**Do this:** Reproduce the records below exactly as they appear, omitting any pictures they contain.

**Data lines:**
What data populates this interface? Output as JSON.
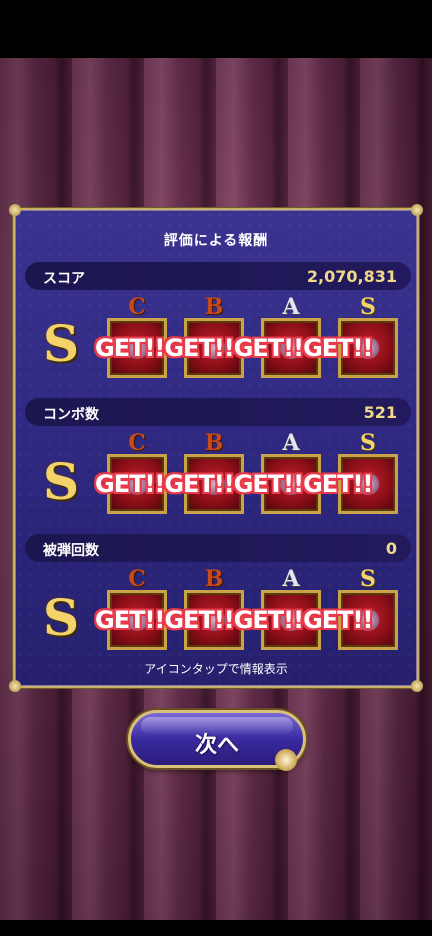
{
  "title": "評価による報酬",
  "rows": [
    {
      "label": "スコア",
      "value": "2,070,831",
      "rank": "S",
      "rewards": [
        {
          "grade": "C"
        },
        {
          "grade": "B"
        },
        {
          "grade": "A"
        },
        {
          "grade": "S"
        }
      ],
      "get_text": "GET!!GET!!GET!!GET!!"
    },
    {
      "label": "コンボ数",
      "value": "521",
      "rank": "S",
      "rewards": [
        {
          "grade": "C"
        },
        {
          "grade": "B"
        },
        {
          "grade": "A"
        },
        {
          "grade": "S"
        }
      ],
      "get_text": "GET!!GET!!GET!!GET!!"
    },
    {
      "label": "被弾回数",
      "value": "0",
      "rank": "S",
      "rewards": [
        {
          "grade": "C"
        },
        {
          "grade": "B"
        },
        {
          "grade": "A"
        },
        {
          "grade": "S"
        }
      ],
      "get_text": "GET!!GET!!GET!!GET!!"
    }
  ],
  "hint": "アイコンタップで情報表示",
  "next_button": "次へ",
  "colors": {
    "panel": "#2e2880",
    "gold": "#c9b06a",
    "get_outline": "#e83a4a",
    "reward_box": "#8a0e18"
  }
}
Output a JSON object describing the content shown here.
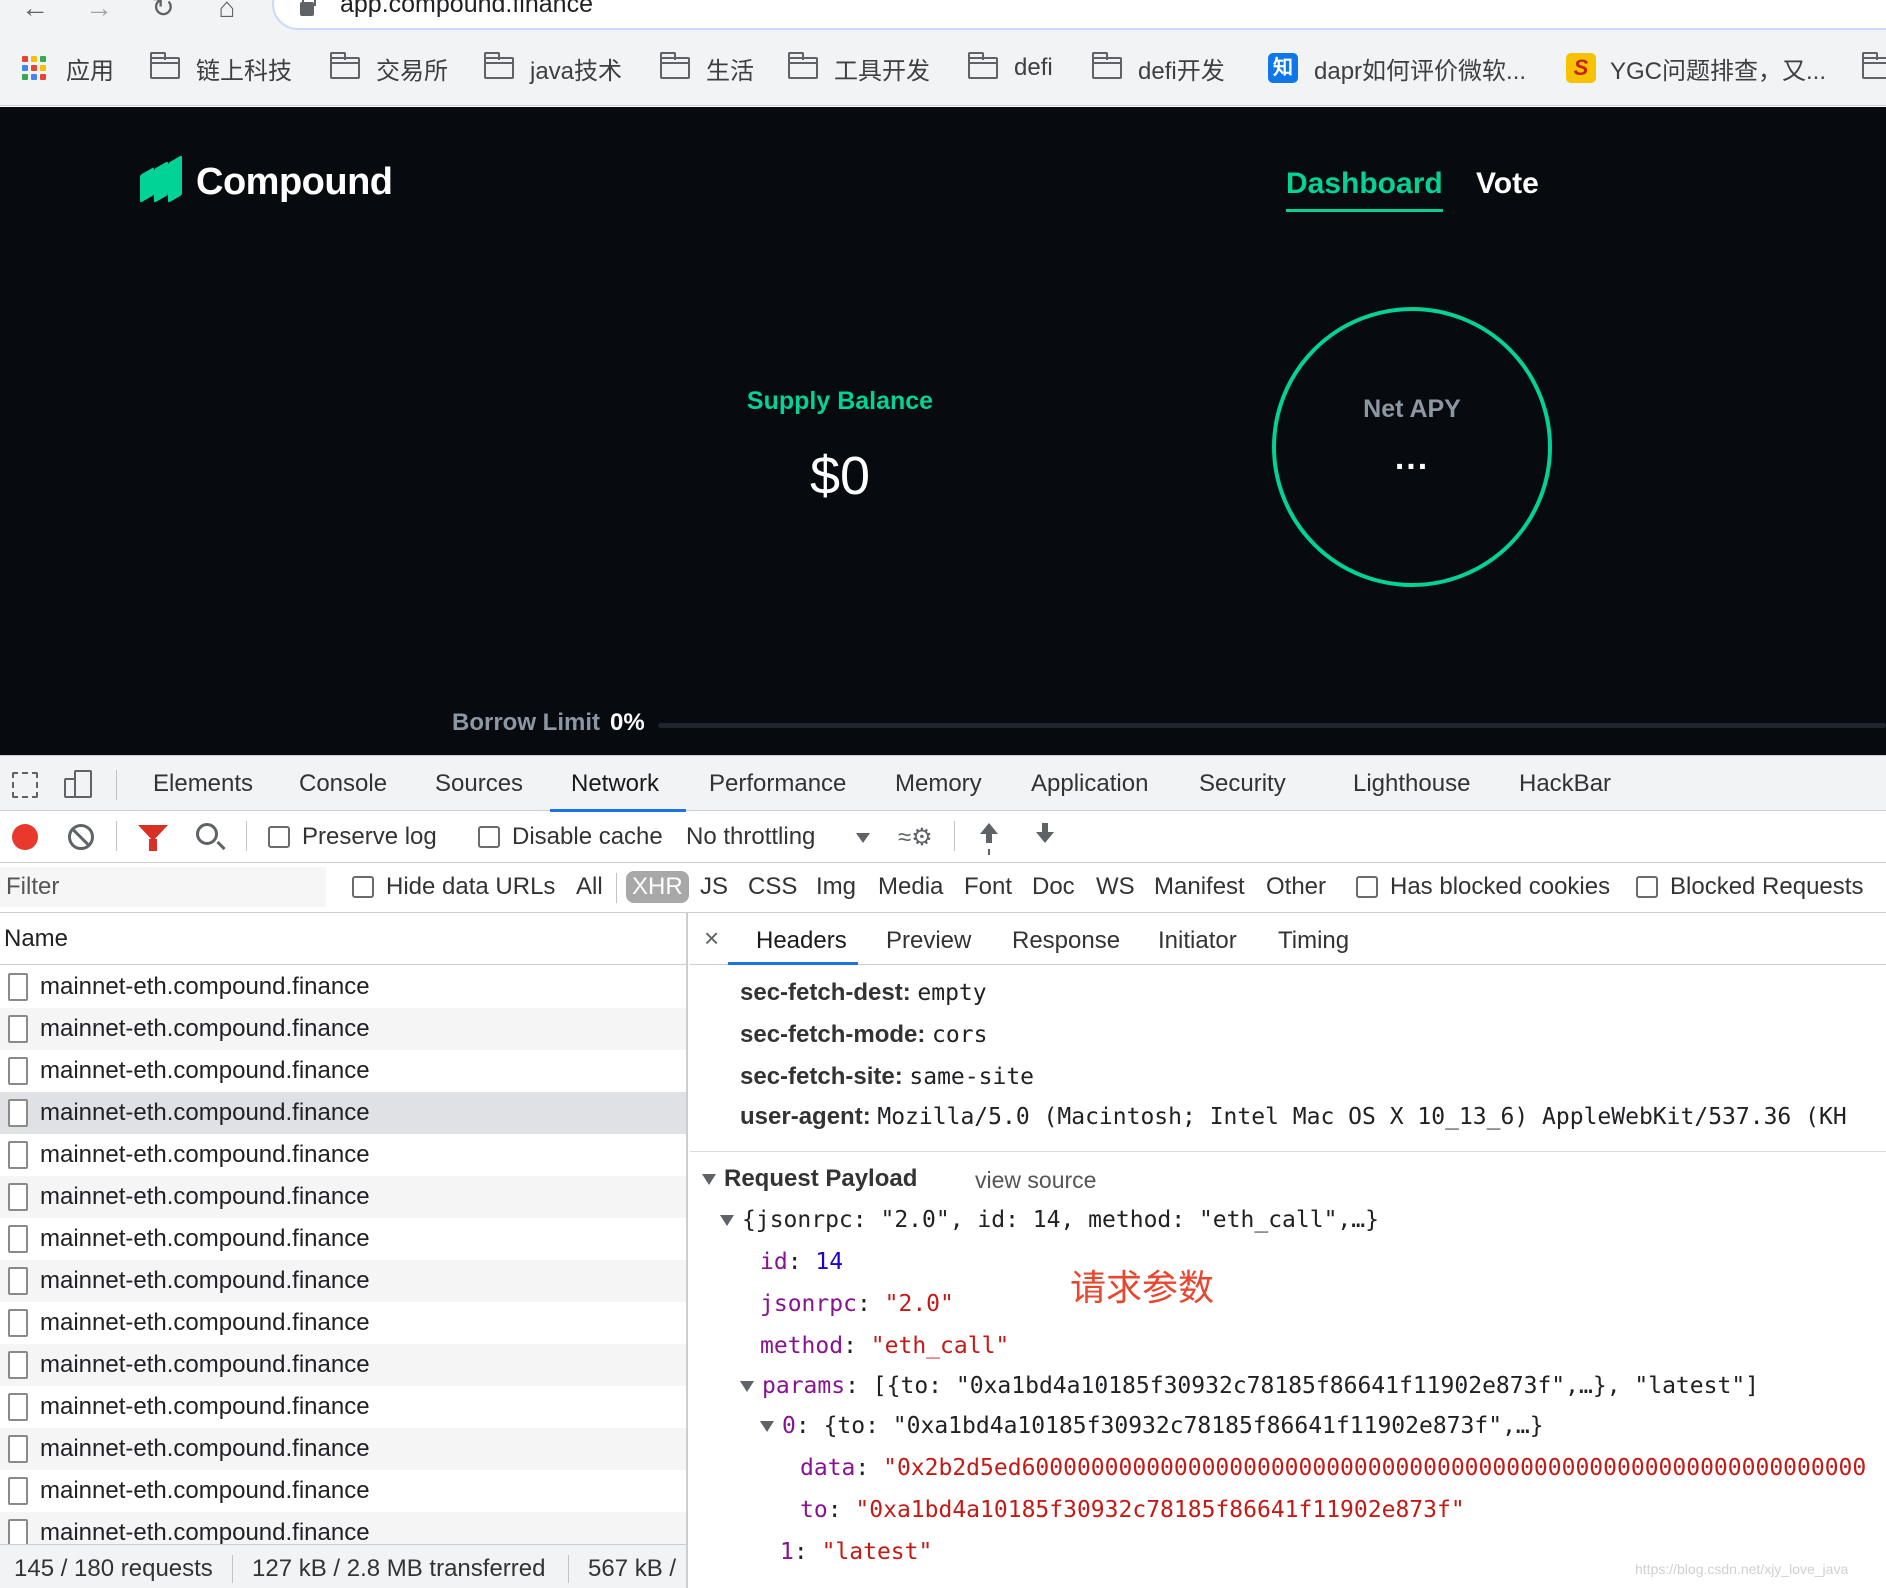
{
  "browser": {
    "url": "app.compound.finance",
    "bookmarks": [
      {
        "label": "应用",
        "type": "apps"
      },
      {
        "label": "链上科技",
        "type": "folder"
      },
      {
        "label": "交易所",
        "type": "folder"
      },
      {
        "label": "java技术",
        "type": "folder"
      },
      {
        "label": "生活",
        "type": "folder"
      },
      {
        "label": "工具开发",
        "type": "folder"
      },
      {
        "label": "defi",
        "type": "folder"
      },
      {
        "label": "defi开发",
        "type": "folder"
      },
      {
        "label": "dapr如何评价微软...",
        "type": "zhihu",
        "icon_text": "知"
      },
      {
        "label": "YGC问题排查，又...",
        "type": "site",
        "icon_text": "S"
      }
    ]
  },
  "app": {
    "brand": "Compound",
    "brand_color": "#00d395",
    "nav": {
      "dashboard": "Dashboard",
      "vote": "Vote"
    },
    "supply_label": "Supply Balance",
    "supply_value": "$0",
    "apy_label": "Net APY",
    "apy_value": "...",
    "borrow_label": "Borrow Limit",
    "borrow_value": "0%",
    "borrow_fraction": 0
  },
  "devtools": {
    "tabs": [
      "Elements",
      "Console",
      "Sources",
      "Network",
      "Performance",
      "Memory",
      "Application",
      "Security",
      "Lighthouse",
      "HackBar"
    ],
    "active_tab": "Network",
    "toolbar": {
      "preserve_log": "Preserve log",
      "disable_cache": "Disable cache",
      "throttling": "No throttling"
    },
    "filter": {
      "placeholder": "Filter",
      "hide_data_urls": "Hide data URLs",
      "types": [
        "All",
        "XHR",
        "JS",
        "CSS",
        "Img",
        "Media",
        "Font",
        "Doc",
        "WS",
        "Manifest",
        "Other"
      ],
      "active_type": "XHR",
      "has_blocked_cookies": "Has blocked cookies",
      "blocked_requests": "Blocked Requests"
    },
    "requests": {
      "column": "Name",
      "rows": [
        "mainnet-eth.compound.finance",
        "mainnet-eth.compound.finance",
        "mainnet-eth.compound.finance",
        "mainnet-eth.compound.finance",
        "mainnet-eth.compound.finance",
        "mainnet-eth.compound.finance",
        "mainnet-eth.compound.finance",
        "mainnet-eth.compound.finance",
        "mainnet-eth.compound.finance",
        "mainnet-eth.compound.finance",
        "mainnet-eth.compound.finance",
        "mainnet-eth.compound.finance",
        "mainnet-eth.compound.finance",
        "mainnet-eth.compound.finance"
      ],
      "selected_index": 3,
      "status": {
        "requests": "145 / 180 requests",
        "transferred": "127 kB / 2.8 MB transferred",
        "resources": "567 kB /"
      }
    },
    "detail": {
      "close": "×",
      "tabs": [
        "Headers",
        "Preview",
        "Response",
        "Initiator",
        "Timing"
      ],
      "active_tab": "Headers",
      "headers": [
        {
          "name": "sec-fetch-dest:",
          "value": "empty"
        },
        {
          "name": "sec-fetch-mode:",
          "value": "cors"
        },
        {
          "name": "sec-fetch-site:",
          "value": "same-site"
        },
        {
          "name": "user-agent:",
          "value": "Mozilla/5.0 (Macintosh; Intel Mac OS X 10_13_6) AppleWebKit/537.36 (KH"
        }
      ],
      "payload_title": "Request Payload",
      "view_source": "view source",
      "payload_summary": "{jsonrpc: \"2.0\", id: 14, method: \"eth_call\",…}",
      "id_key": "id",
      "id_value": "14",
      "jsonrpc_key": "jsonrpc",
      "jsonrpc_value": "\"2.0\"",
      "method_key": "method",
      "method_value": "\"eth_call\"",
      "params_key": "params",
      "params_summary": "[{to: \"0xa1bd4a10185f30932c78185f86641f11902e873f\",…}, \"latest\"]",
      "p0_key": "0",
      "p0_summary": "{to: \"0xa1bd4a10185f30932c78185f86641f11902e873f\",…}",
      "data_key": "data",
      "data_value": "\"0x2b2d5ed6000000000000000000000000000000000000000000000000000000000000",
      "to_key": "to",
      "to_value": "\"0xa1bd4a10185f30932c78185f86641f11902e873f\"",
      "p1_key": "1",
      "p1_value": "\"latest\"",
      "annotation": "请求参数",
      "watermark": "https://blog.csdn.net/xjy_love_java"
    }
  }
}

**In response:**
What data populates this interface? Output as JSON.
{
  "title": "評価による報酬",
  "rows": [
    {
      "label": "スコア",
      "value": "2,070,831",
      "rank": "S",
      "rewards": [
        {
          "grade": "C"
        },
        {
          "grade": "B"
        },
        {
          "grade": "A"
        },
        {
          "grade": "S"
        }
      ],
      "get_text": "GET!!GET!!GET!!GET!!"
    },
    {
      "label": "コンボ数",
      "value": "521",
      "rank": "S",
      "rewards": [
        {
          "grade": "C"
        },
        {
          "grade": "B"
        },
        {
          "grade": "A"
        },
        {
          "grade": "S"
        }
      ],
      "get_text": "GET!!GET!!GET!!GET!!"
    },
    {
      "label": "被弾回数",
      "value": "0",
      "rank": "S",
      "rewards": [
        {
          "grade": "C"
        },
        {
          "grade": "B"
        },
        {
          "grade": "A"
        },
        {
          "grade": "S"
        }
      ],
      "get_text": "GET!!GET!!GET!!GET!!"
    }
  ],
  "hint": "アイコンタップで情報表示",
  "next_button": "次へ",
  "colors": {
    "panel": "#2e2880",
    "gold": "#c9b06a",
    "get_outline": "#e83a4a",
    "reward_box": "#8a0e18"
  }
}
Output a JSON object describing the content shown here.
{
  "browser": {
    "url": "app.compound.finance",
    "bookmarks": [
      {
        "label": "应用",
        "type": "apps"
      },
      {
        "label": "链上科技",
        "type": "folder"
      },
      {
        "label": "交易所",
        "type": "folder"
      },
      {
        "label": "java技术",
        "type": "folder"
      },
      {
        "label": "生活",
        "type": "folder"
      },
      {
        "label": "工具开发",
        "type": "folder"
      },
      {
        "label": "defi",
        "type": "folder"
      },
      {
        "label": "defi开发",
        "type": "folder"
      },
      {
        "label": "dapr如何评价微软...",
        "type": "zhihu",
        "icon_text": "知"
      },
      {
        "label": "YGC问题排查，又...",
        "type": "site",
        "icon_text": "S"
      }
    ]
  },
  "app": {
    "brand": "Compound",
    "brand_color": "#00d395",
    "nav": {
      "dashboard": "Dashboard",
      "vote": "Vote"
    },
    "supply_label": "Supply Balance",
    "supply_value": "$0",
    "apy_label": "Net APY",
    "apy_value": "...",
    "borrow_label": "Borrow Limit",
    "borrow_value": "0%",
    "borrow_fraction": 0
  },
  "devtools": {
    "tabs": [
      "Elements",
      "Console",
      "Sources",
      "Network",
      "Performance",
      "Memory",
      "Application",
      "Security",
      "Lighthouse",
      "HackBar"
    ],
    "active_tab": "Network",
    "toolbar": {
      "preserve_log": "Preserve log",
      "disable_cache": "Disable cache",
      "throttling": "No throttling"
    },
    "filter": {
      "placeholder": "Filter",
      "hide_data_urls": "Hide data URLs",
      "types": [
        "All",
        "XHR",
        "JS",
        "CSS",
        "Img",
        "Media",
        "Font",
        "Doc",
        "WS",
        "Manifest",
        "Other"
      ],
      "active_type": "XHR",
      "has_blocked_cookies": "Has blocked cookies",
      "blocked_requests": "Blocked Requests"
    },
    "requests": {
      "column": "Name",
      "rows": [
        "mainnet-eth.compound.finance",
        "mainnet-eth.compound.finance",
        "mainnet-eth.compound.finance",
        "mainnet-eth.compound.finance",
        "mainnet-eth.compound.finance",
        "mainnet-eth.compound.finance",
        "mainnet-eth.compound.finance",
        "mainnet-eth.compound.finance",
        "mainnet-eth.compound.finance",
        "mainnet-eth.compound.finance",
        "mainnet-eth.compound.finance",
        "mainnet-eth.compound.finance",
        "mainnet-eth.compound.finance",
        "mainnet-eth.compound.finance"
      ],
      "selected_index": 3,
      "status": {
        "requests": "145 / 180 requests",
        "transferred": "127 kB / 2.8 MB transferred",
        "resources": "567 kB /"
      }
    },
    "detail": {
      "close": "×",
      "tabs": [
        "Headers",
        "Preview",
        "Response",
        "Initiator",
        "Timing"
      ],
      "active_tab": "Headers",
      "headers": [
        {
          "name": "sec-fetch-dest:",
          "value": "empty"
        },
        {
          "name": "sec-fetch-mode:",
          "value": "cors"
        },
        {
          "name": "sec-fetch-site:",
          "value": "same-site"
        },
        {
          "name": "user-agent:",
          "value": "Mozilla/5.0 (Macintosh; Intel Mac OS X 10_13_6) AppleWebKit/537.36 (KH"
        }
      ],
      "payload_title": "Request Payload",
      "view_source": "view source",
      "payload_summary": "{jsonrpc: \"2.0\", id: 14, method: \"eth_call\",…}",
      "id_key": "id",
      "id_value": "14",
      "jsonrpc_key": "jsonrpc",
      "jsonrpc_value": "\"2.0\"",
      "method_key": "method",
      "method_value": "\"eth_call\"",
      "params_key": "params",
      "params_summary": "[{to: \"0xa1bd4a10185f30932c78185f86641f11902e873f\",…}, \"latest\"]",
      "p0_key": "0",
      "p0_summary": "{to: \"0xa1bd4a10185f30932c78185f86641f11902e873f\",…}",
      "data_key": "data",
      "data_value": "\"0x2b2d5ed6000000000000000000000000000000000000000000000000000000000000",
      "to_key": "to",
      "to_value": "\"0xa1bd4a10185f30932c78185f86641f11902e873f\"",
      "p1_key": "1",
      "p1_value": "\"latest\"",
      "annotation": "请求参数",
      "watermark": "https://blog.csdn.net/xjy_love_java"
    }
  }
}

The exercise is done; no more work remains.